Task requirements - Count how many lines below include the string "ticks". Only that number should appear in the reply.

(Document layout analysis data)

********

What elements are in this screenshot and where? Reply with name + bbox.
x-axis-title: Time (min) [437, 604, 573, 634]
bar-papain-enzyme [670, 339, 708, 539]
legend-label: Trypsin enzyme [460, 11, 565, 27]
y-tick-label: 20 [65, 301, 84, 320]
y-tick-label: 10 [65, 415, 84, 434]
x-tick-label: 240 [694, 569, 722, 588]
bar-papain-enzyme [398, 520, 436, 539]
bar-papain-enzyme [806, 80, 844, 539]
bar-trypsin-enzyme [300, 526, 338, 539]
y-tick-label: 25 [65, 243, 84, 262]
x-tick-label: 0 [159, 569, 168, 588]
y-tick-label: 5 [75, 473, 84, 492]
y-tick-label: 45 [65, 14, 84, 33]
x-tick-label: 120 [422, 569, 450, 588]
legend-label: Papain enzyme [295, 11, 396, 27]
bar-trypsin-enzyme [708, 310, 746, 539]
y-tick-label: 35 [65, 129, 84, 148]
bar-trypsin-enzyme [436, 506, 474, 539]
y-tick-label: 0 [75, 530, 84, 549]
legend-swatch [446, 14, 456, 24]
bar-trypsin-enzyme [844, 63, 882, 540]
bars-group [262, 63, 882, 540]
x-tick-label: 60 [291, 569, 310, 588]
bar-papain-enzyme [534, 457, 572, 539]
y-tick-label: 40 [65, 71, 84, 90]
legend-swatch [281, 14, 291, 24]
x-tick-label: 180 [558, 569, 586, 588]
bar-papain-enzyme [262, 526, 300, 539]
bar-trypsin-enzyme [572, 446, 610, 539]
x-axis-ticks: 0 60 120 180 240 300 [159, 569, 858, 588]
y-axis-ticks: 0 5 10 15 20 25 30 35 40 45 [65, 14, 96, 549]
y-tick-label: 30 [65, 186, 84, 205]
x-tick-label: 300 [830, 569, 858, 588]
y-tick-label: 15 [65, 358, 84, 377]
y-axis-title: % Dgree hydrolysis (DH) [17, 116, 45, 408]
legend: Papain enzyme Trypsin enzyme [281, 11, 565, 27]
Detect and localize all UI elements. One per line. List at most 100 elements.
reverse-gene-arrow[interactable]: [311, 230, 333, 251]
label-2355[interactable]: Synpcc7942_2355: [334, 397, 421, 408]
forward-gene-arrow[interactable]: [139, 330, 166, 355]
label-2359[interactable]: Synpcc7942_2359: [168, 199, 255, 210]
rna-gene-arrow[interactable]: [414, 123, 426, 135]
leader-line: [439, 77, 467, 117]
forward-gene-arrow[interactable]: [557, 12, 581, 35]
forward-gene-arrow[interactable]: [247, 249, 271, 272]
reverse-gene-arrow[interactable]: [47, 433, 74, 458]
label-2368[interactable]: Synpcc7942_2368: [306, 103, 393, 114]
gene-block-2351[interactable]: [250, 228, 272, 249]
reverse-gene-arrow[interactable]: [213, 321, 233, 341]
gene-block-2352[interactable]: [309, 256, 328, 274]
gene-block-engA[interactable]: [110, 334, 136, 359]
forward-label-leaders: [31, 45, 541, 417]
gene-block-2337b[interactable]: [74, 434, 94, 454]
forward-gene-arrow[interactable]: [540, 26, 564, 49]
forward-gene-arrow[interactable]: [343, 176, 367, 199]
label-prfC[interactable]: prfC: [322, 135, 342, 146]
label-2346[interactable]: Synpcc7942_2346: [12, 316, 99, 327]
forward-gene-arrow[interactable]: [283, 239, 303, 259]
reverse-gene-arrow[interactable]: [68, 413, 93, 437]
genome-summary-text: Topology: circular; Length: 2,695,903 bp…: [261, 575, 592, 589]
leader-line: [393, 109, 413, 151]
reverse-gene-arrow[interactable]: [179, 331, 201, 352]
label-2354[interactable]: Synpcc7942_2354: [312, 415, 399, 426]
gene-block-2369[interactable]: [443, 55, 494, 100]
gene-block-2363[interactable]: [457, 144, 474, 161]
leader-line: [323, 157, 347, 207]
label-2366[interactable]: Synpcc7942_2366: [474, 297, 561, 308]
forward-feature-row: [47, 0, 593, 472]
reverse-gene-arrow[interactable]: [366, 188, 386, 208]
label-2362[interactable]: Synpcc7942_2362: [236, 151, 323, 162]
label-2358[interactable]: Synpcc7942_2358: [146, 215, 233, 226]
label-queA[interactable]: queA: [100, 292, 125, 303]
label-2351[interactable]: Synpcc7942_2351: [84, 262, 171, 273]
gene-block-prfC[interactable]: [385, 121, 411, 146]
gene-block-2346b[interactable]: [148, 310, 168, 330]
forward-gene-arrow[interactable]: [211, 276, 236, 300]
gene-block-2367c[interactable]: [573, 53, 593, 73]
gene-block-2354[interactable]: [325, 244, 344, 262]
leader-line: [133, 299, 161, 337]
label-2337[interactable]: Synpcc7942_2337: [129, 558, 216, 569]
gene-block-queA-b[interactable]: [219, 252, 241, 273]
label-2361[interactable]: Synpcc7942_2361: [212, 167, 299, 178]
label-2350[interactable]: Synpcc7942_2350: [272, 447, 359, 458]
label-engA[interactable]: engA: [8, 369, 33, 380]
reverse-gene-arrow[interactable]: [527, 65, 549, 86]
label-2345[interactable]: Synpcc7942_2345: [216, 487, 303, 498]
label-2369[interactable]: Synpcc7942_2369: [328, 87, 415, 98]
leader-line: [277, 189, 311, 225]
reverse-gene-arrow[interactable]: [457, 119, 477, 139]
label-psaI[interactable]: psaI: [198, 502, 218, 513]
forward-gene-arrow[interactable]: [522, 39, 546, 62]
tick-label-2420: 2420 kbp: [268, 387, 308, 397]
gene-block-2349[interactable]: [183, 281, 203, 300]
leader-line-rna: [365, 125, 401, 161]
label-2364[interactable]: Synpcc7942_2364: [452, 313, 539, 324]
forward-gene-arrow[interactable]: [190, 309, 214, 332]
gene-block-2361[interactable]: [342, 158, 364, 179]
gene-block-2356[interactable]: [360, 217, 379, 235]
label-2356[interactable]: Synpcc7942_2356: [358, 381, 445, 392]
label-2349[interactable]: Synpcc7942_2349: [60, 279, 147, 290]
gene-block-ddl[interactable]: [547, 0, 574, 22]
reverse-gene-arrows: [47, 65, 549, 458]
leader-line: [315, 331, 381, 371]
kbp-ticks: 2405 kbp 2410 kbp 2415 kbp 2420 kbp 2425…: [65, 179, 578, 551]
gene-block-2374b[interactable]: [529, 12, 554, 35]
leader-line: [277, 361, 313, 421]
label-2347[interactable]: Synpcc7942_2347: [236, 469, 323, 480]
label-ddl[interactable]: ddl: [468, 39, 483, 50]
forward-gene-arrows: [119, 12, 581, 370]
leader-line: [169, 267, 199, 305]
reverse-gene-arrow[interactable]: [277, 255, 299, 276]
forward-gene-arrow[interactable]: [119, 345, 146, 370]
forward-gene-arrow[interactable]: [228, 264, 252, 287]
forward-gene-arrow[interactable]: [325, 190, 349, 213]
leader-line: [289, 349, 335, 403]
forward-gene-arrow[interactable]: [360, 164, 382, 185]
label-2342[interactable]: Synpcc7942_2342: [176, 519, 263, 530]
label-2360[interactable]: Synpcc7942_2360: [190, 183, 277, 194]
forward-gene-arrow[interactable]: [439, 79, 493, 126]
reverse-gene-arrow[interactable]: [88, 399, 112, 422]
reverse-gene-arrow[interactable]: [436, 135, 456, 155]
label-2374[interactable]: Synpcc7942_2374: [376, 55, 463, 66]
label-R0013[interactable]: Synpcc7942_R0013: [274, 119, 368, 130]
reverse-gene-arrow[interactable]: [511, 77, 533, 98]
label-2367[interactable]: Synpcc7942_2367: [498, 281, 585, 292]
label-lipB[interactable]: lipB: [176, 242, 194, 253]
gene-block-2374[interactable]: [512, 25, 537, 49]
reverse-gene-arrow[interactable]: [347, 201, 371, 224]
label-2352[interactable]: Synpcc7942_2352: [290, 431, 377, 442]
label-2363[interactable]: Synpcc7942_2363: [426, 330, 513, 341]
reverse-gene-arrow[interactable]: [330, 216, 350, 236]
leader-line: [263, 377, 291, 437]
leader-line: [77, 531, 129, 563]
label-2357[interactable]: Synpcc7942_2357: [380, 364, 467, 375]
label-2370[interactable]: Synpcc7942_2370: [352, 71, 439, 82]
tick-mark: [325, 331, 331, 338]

********

Answer area - 3